───── Working data
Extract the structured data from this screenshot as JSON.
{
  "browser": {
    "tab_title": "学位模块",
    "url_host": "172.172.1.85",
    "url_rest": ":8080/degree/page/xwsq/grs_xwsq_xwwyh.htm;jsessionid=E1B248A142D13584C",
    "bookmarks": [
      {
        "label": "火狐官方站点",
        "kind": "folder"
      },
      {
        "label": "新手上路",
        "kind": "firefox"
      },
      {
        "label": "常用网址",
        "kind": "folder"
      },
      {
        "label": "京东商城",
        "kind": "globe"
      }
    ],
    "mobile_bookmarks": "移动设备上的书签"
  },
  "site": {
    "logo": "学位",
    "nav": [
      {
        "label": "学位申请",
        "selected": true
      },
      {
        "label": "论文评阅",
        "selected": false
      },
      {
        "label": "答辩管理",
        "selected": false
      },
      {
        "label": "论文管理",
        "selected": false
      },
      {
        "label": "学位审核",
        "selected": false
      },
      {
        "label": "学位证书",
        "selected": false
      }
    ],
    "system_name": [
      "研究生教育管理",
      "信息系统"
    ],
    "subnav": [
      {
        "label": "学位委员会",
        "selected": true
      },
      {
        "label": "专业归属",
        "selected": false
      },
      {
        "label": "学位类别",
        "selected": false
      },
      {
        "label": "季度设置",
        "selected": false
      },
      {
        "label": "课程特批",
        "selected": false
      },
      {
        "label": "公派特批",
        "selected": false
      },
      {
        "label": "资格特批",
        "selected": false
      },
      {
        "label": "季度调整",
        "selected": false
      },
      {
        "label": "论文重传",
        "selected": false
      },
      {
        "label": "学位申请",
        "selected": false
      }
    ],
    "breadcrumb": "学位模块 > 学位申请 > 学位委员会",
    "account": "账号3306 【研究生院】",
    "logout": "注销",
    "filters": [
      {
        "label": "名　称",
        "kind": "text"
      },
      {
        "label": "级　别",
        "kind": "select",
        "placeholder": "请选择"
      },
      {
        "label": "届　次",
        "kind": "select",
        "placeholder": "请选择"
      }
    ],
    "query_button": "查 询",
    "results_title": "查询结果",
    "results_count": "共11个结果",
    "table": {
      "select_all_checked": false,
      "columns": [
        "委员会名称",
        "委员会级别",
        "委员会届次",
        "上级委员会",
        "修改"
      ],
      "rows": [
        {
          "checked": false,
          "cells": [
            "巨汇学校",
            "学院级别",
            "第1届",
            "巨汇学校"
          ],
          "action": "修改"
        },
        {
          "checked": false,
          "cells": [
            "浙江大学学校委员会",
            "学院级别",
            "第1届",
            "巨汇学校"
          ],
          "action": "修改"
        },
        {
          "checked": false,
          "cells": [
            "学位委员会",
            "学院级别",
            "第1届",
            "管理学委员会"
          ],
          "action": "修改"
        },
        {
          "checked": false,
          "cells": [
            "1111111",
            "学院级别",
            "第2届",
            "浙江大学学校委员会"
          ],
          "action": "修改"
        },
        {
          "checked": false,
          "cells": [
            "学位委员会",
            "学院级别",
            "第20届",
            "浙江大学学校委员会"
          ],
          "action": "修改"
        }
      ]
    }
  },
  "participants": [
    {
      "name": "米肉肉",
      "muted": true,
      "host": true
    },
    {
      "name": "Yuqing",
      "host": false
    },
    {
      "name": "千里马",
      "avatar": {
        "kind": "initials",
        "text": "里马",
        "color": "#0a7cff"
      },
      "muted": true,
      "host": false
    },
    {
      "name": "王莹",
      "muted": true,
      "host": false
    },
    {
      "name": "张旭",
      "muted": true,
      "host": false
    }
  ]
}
──────────
▸ What to produce: Within the listing above, find every line containing the string "kind" and return it.

▸ Output for this task:
        "kind": "folder"
        "kind": "firefox"
        "kind": "folder"
        "kind": "globe"
        "kind": "text"
        "kind": "select",
        "kind": "select",
        "kind": "initials",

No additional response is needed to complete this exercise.